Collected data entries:

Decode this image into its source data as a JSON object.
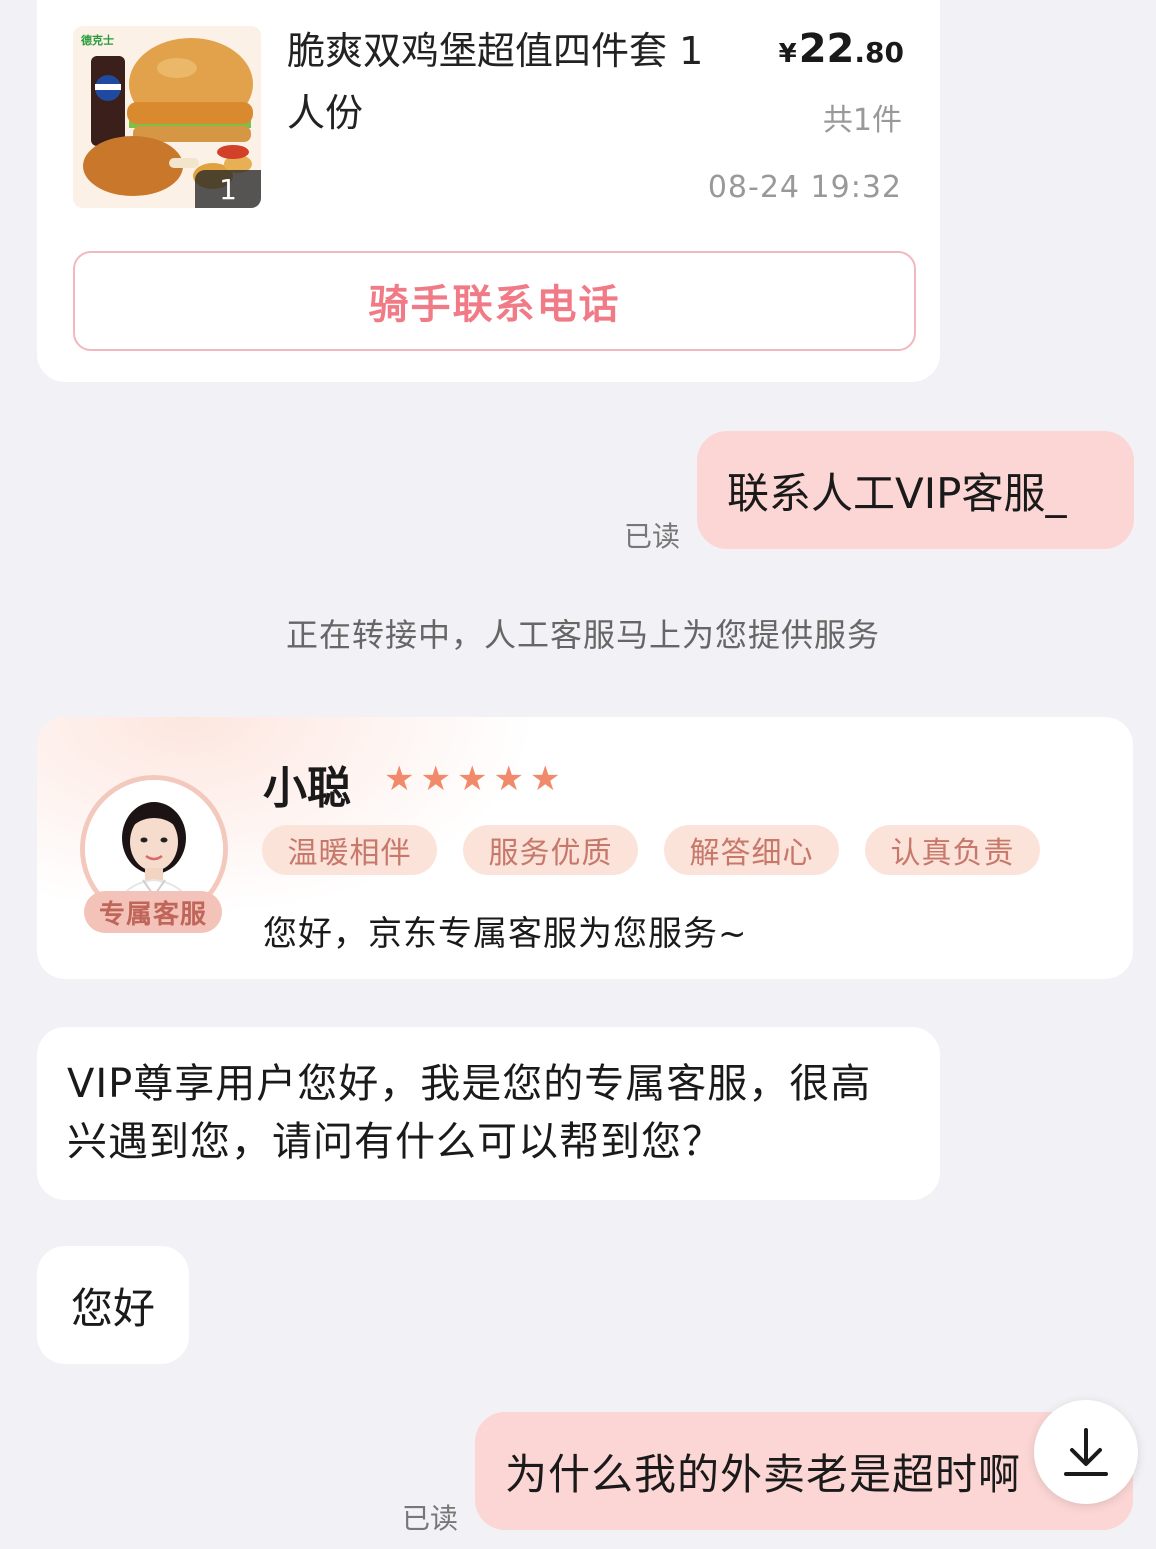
{
  "order": {
    "brand": "德克士",
    "product_name": "脆爽双鸡堡超值四件套 1人份",
    "quantity_badge": "1",
    "price_symbol": "¥",
    "price_integer": "22",
    "price_decimal": ".80",
    "count": "共1件",
    "time": "08-24 19:32",
    "rider_button": "骑手联系电话"
  },
  "messages": {
    "user_msg_1": "联系人工VIP客服_",
    "read_1": "已读",
    "system_msg": "正在转接中，人工客服马上为您提供服务",
    "agent_vip_msg": "VIP尊享用户您好，我是您的专属客服，很高兴遇到您，请问有什么可以帮到您？",
    "agent_hello": "您好",
    "user_msg_2": "为什么我的外卖老是超时啊",
    "read_2": "已读"
  },
  "agent": {
    "name": "小聪",
    "rating": 5,
    "badge": "专属客服",
    "tags": [
      "温暖相伴",
      "服务优质",
      "解答细心",
      "认真负责"
    ],
    "greeting": "您好，京东专属客服为您服务~"
  },
  "colors": {
    "user_bubble": "#fbd6d4",
    "accent_pink": "#f07a85",
    "star": "#f08a6a",
    "tag_bg": "#fbe3da"
  },
  "icons": {
    "download": "download-arrow-icon",
    "star": "star-icon"
  }
}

GOAL: Images must not appear in the copy; reproduce everything else in the records verbatim.

ANSWER TO THIS TASK:
Decode this image into its source data as a JSON object.
{
  "order": {
    "brand": "德克士",
    "product_name": "脆爽双鸡堡超值四件套 1人份",
    "quantity_badge": "1",
    "price_symbol": "¥",
    "price_integer": "22",
    "price_decimal": ".80",
    "count": "共1件",
    "time": "08-24 19:32",
    "rider_button": "骑手联系电话"
  },
  "messages": {
    "user_msg_1": "联系人工VIP客服_",
    "read_1": "已读",
    "system_msg": "正在转接中，人工客服马上为您提供服务",
    "agent_vip_msg": "VIP尊享用户您好，我是您的专属客服，很高兴遇到您，请问有什么可以帮到您？",
    "agent_hello": "您好",
    "user_msg_2": "为什么我的外卖老是超时啊",
    "read_2": "已读"
  },
  "agent": {
    "name": "小聪",
    "rating": 5,
    "badge": "专属客服",
    "tags": [
      "温暖相伴",
      "服务优质",
      "解答细心",
      "认真负责"
    ],
    "greeting": "您好，京东专属客服为您服务~"
  },
  "colors": {
    "user_bubble": "#fbd6d4",
    "accent_pink": "#f07a85",
    "star": "#f08a6a",
    "tag_bg": "#fbe3da"
  },
  "icons": {
    "download": "download-arrow-icon",
    "star": "star-icon"
  }
}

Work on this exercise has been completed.